• **Texte fourni**

◇ ◇ ◇ ◇ ◇

Les Suissesses devront écarter de leur route la France ou l’Espagne si elles veulent disputer les demi-finales de l’Euro M19 à la Tissot Arena. Elles avaient déjà réalisé pareille performance il y a deux ans.

Les jeunes joueuses suisses espèrent avoir de quoi jubiler mercredi lors de leur premier match face à la France (photo Keystone)

Christian Kobi

Elles ont eu la gentillesse de laisser la priorité aux hommes pendant la Coupe du monde en Russie, mais les femmes reprennent le contrôle du ballon rond dès mercredi à l’occasion de l’Euro des moins de 19ans. Celui-ci se déroule pour la deuxième fois après 2006 en Suisse, dans quatre stades dont la Tissot Arena de Bienne qui accueillera trois matches de poules ainsi que les demi-finales et la finale, à la fin du mois.

◇ ◇ ◇ ◇ ◇

• **Jeu de données**
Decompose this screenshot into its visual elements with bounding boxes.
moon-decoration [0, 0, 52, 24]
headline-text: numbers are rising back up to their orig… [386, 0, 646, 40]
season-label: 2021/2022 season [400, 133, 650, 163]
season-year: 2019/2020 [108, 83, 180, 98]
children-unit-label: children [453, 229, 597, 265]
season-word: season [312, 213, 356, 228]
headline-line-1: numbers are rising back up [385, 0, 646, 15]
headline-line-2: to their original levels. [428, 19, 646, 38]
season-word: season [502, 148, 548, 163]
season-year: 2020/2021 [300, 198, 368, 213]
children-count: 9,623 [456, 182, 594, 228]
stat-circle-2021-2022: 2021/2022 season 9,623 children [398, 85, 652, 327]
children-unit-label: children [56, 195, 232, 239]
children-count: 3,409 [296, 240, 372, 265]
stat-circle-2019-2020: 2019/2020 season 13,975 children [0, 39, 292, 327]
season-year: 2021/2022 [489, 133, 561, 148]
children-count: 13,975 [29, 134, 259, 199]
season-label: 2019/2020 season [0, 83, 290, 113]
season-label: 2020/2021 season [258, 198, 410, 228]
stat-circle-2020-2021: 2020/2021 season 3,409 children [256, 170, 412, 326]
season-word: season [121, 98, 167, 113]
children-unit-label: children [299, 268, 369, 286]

◇ ◇ ◇ ◇ ◇

• **Votre consigne**
D'après le texte fourni, pourquoi les Suissesses devront-elles écarter de leur route la France ou l'Espagne ? Répondez en une à trois phrases. Ces données proviennent d'une autre source que le texte fourni.

• **Réponse rédigée**
Les Suissesses devront écarter la France ou l'Espagne parce que c'est la condition pour disputer les demi-finales de l'Euro M19 à la Tissot Arena.